▶ STORED DATA
- - -
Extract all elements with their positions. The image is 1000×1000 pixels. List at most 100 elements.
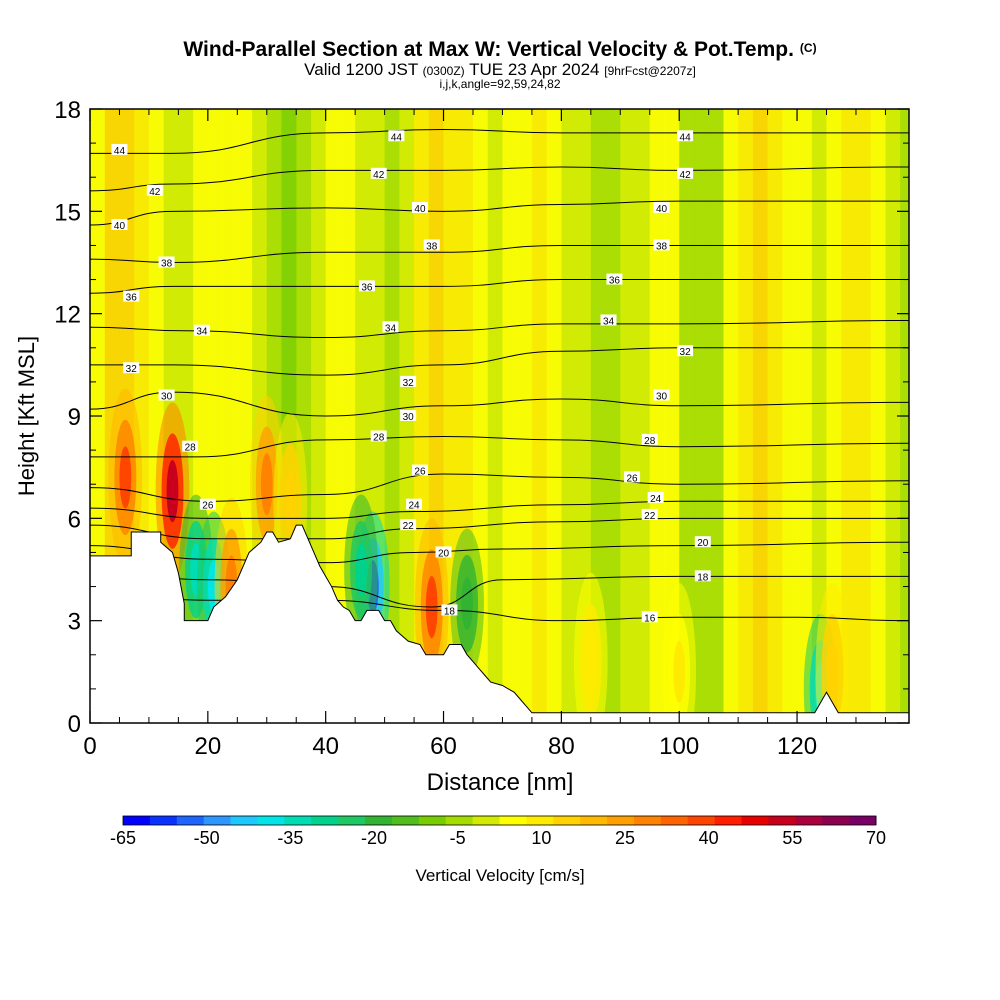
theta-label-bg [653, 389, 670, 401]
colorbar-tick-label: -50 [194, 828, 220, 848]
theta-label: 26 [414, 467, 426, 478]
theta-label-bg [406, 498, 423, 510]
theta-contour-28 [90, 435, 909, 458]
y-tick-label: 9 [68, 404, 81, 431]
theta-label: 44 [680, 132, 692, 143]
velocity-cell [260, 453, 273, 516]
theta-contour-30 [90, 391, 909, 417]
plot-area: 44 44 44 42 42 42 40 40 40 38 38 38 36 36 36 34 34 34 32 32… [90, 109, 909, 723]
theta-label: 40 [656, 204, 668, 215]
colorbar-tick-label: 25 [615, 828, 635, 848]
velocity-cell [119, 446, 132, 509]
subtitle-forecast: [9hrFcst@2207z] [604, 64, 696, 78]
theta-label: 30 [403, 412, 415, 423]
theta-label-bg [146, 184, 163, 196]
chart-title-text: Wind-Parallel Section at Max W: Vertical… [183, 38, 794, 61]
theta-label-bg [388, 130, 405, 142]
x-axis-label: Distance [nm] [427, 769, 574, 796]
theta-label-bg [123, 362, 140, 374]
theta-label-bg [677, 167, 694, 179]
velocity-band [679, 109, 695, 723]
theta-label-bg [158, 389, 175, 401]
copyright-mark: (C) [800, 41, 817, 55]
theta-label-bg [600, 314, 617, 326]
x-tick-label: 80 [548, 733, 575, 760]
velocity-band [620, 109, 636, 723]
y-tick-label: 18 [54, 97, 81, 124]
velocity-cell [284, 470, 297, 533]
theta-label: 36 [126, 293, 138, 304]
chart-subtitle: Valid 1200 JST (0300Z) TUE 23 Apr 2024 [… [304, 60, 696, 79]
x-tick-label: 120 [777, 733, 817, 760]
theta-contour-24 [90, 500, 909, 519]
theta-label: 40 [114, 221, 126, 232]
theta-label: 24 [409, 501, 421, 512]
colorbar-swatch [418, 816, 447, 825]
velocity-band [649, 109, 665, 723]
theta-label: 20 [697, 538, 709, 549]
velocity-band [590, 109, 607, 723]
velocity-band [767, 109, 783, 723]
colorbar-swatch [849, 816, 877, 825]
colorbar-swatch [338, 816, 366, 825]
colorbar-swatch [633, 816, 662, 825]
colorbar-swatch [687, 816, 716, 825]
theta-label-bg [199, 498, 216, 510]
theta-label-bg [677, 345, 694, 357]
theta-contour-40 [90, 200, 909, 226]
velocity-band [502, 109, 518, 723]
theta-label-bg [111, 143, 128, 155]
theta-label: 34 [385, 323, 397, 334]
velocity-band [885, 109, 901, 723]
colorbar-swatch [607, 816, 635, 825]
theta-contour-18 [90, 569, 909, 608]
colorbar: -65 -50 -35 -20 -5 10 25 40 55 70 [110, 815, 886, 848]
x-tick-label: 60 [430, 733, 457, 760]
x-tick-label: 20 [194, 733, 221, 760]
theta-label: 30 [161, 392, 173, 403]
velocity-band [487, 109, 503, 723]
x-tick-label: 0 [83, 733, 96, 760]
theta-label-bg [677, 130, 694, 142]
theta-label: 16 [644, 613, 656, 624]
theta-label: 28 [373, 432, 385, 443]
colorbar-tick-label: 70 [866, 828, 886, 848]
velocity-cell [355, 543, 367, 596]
- - -
▶ OBJECTIVE
Write out every line of the entries again with "theta-label-bg" swapped for "theta-label-background" and nothing else changed. Leave out the pictures.

▶ RESULT FOR THIS TASK
Extract all elements with their positions. The image is 1000×1000 pixels. List at most 100 elements.
theta-label-background [653, 389, 670, 401]
colorbar-tick-label: -50 [194, 828, 220, 848]
theta-label: 26 [414, 467, 426, 478]
theta-label-background [406, 498, 423, 510]
theta-contour-28 [90, 435, 909, 458]
y-tick-label: 9 [68, 404, 81, 431]
theta-label: 44 [680, 132, 692, 143]
velocity-cell [260, 453, 273, 516]
theta-contour-30 [90, 391, 909, 417]
plot-area: 44 44 44 42 42 42 40 40 40 38 38 38 36 36 36 34 34 34 32 32… [90, 109, 909, 723]
theta-label: 40 [656, 204, 668, 215]
colorbar-tick-label: 25 [615, 828, 635, 848]
velocity-cell [119, 446, 132, 509]
subtitle-forecast: [9hrFcst@2207z] [604, 64, 696, 78]
theta-label: 30 [403, 412, 415, 423]
theta-label-background [146, 184, 163, 196]
chart-title-text: Wind-Parallel Section at Max W: Vertical… [183, 38, 794, 61]
theta-label-background [388, 130, 405, 142]
x-axis-label: Distance [nm] [427, 769, 574, 796]
theta-label-background [123, 362, 140, 374]
theta-label-background [677, 167, 694, 179]
velocity-band [679, 109, 695, 723]
theta-label-background [158, 389, 175, 401]
copyright-mark: (C) [800, 41, 817, 55]
theta-label-background [600, 314, 617, 326]
x-tick-label: 80 [548, 733, 575, 760]
velocity-band [620, 109, 636, 723]
y-tick-label: 18 [54, 97, 81, 124]
velocity-cell [284, 470, 297, 533]
theta-label: 36 [126, 293, 138, 304]
chart-subtitle: Valid 1200 JST (0300Z) TUE 23 Apr 2024 [… [304, 60, 696, 79]
x-tick-label: 120 [777, 733, 817, 760]
theta-contour-24 [90, 500, 909, 519]
theta-label: 40 [114, 221, 126, 232]
theta-label: 24 [409, 501, 421, 512]
colorbar-swatch [418, 816, 447, 825]
velocity-band [649, 109, 665, 723]
theta-label: 20 [697, 538, 709, 549]
velocity-band [590, 109, 607, 723]
velocity-band [767, 109, 783, 723]
colorbar-swatch [849, 816, 877, 825]
colorbar-swatch [338, 816, 366, 825]
colorbar-swatch [633, 816, 662, 825]
colorbar-swatch [687, 816, 716, 825]
theta-label-background [199, 498, 216, 510]
theta-label-background [677, 345, 694, 357]
theta-contour-40 [90, 200, 909, 226]
velocity-band [502, 109, 518, 723]
theta-label-background [111, 143, 128, 155]
theta-label: 34 [385, 323, 397, 334]
velocity-band [885, 109, 901, 723]
colorbar-swatch [607, 816, 635, 825]
theta-contour-18 [90, 569, 909, 608]
colorbar: -65 -50 -35 -20 -5 10 25 40 55 70 [110, 815, 886, 848]
x-tick-label: 60 [430, 733, 457, 760]
x-tick-label: 20 [194, 733, 221, 760]
theta-label: 30 [161, 392, 173, 403]
velocity-band [487, 109, 503, 723]
x-tick-label: 0 [83, 733, 96, 760]
theta-label-background [677, 130, 694, 142]
theta-label: 16 [644, 613, 656, 624]
theta-label: 28 [373, 432, 385, 443]
colorbar-tick-label: 70 [866, 828, 886, 848]
velocity-cell [355, 543, 367, 596]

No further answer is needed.